[DATA LISTING]:
# # # # # # #

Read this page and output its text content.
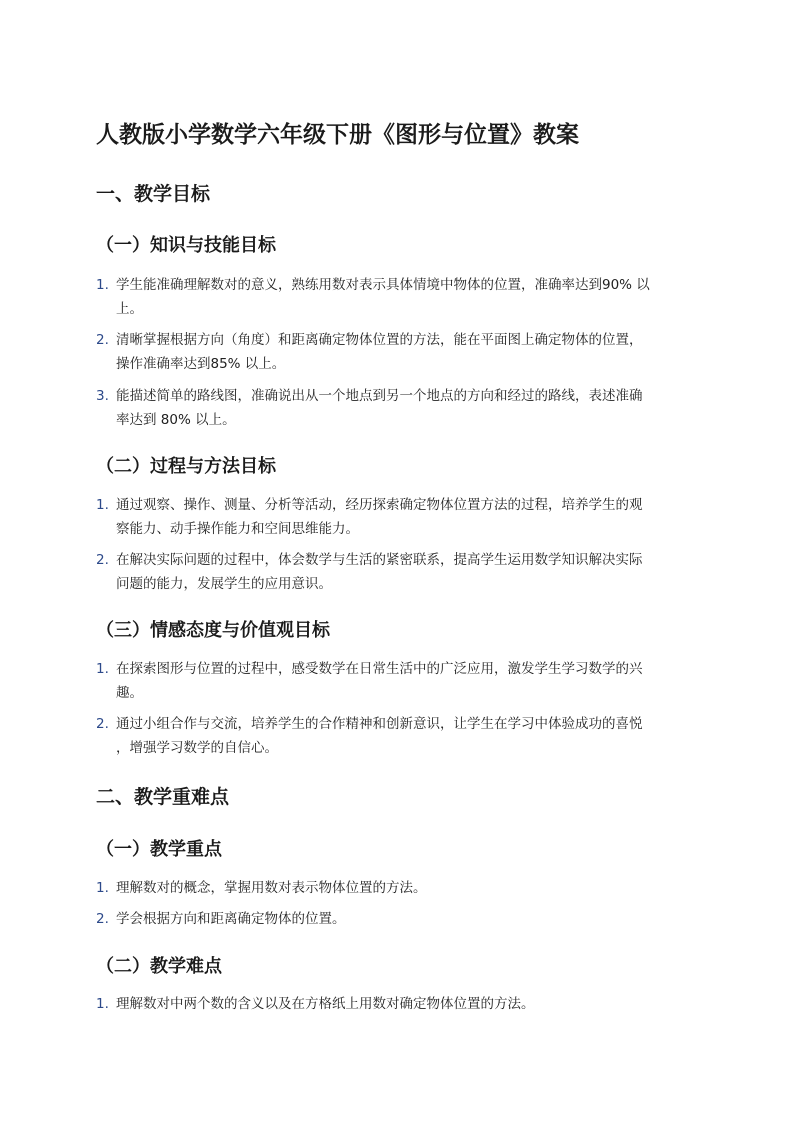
人教版小学数学六年级下册《图形与位置》教案
一、教学目标
（一）知识与技能目标
1. 学生能准确理解数对的意义，熟练用数对表示具体情境中物体的位置，准确率达到90% 以
上。
2. 清晰掌握根据方向（角度）和距离确定物体位置的方法，能在平面图上确定物体的位置，
操作准确率达到85% 以上。
3. 能描述简单的路线图，准确说出从一个地点到另一个地点的方向和经过的路线，表述准确
率达到 80% 以上。
（二）过程与方法目标
1. 通过观察、操作、测量、分析等活动，经历探索确定物体位置方法的过程，培养学生的观
察能力、动手操作能力和空间思维能力。
2. 在解决实际问题的过程中，体会数学与生活的紧密联系，提高学生运用数学知识解决实际
问题的能力，发展学生的应用意识。
（三）情感态度与价值观目标
1. 在探索图形与位置的过程中，感受数学在日常生活中的广泛应用，激发学生学习数学的兴
趣。
2. 通过小组合作与交流，培养学生的合作精神和创新意识，让学生在学习中体验成功的喜悦
，增强学习数学的自信心。
二、教学重难点
（一）教学重点
1. 理解数对的概念，掌握用数对表示物体位置的方法。
2. 学会根据方向和距离确定物体的位置。
（二）教学难点
1. 理解数对中两个数的含义以及在方格纸上用数对确定物体位置的方法。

# # # # # # #

[SHORT TASK]:
Repeat all the data as it stands, dropping any images it holds.

[EXPECTED ANSWER]:
Read this page and output its text content.
人教版小学数学六年级下册《图形与位置》教案
一、教学目标
（一）知识与技能目标
1. 学生能准确理解数对的意义，熟练用数对表示具体情境中物体的位置，准确率达到90% 以
上。
2. 清晰掌握根据方向（角度）和距离确定物体位置的方法，能在平面图上确定物体的位置，
操作准确率达到85% 以上。
3. 能描述简单的路线图，准确说出从一个地点到另一个地点的方向和经过的路线，表述准确
率达到 80% 以上。
（二）过程与方法目标
1. 通过观察、操作、测量、分析等活动，经历探索确定物体位置方法的过程，培养学生的观
察能力、动手操作能力和空间思维能力。
2. 在解决实际问题的过程中，体会数学与生活的紧密联系，提高学生运用数学知识解决实际
问题的能力，发展学生的应用意识。
（三）情感态度与价值观目标
1. 在探索图形与位置的过程中，感受数学在日常生活中的广泛应用，激发学生学习数学的兴
趣。
2. 通过小组合作与交流，培养学生的合作精神和创新意识，让学生在学习中体验成功的喜悦
，增强学习数学的自信心。
二、教学重难点
（一）教学重点
1. 理解数对的概念，掌握用数对表示物体位置的方法。
2. 学会根据方向和距离确定物体的位置。
（二）教学难点
1. 理解数对中两个数的含义以及在方格纸上用数对确定物体位置的方法。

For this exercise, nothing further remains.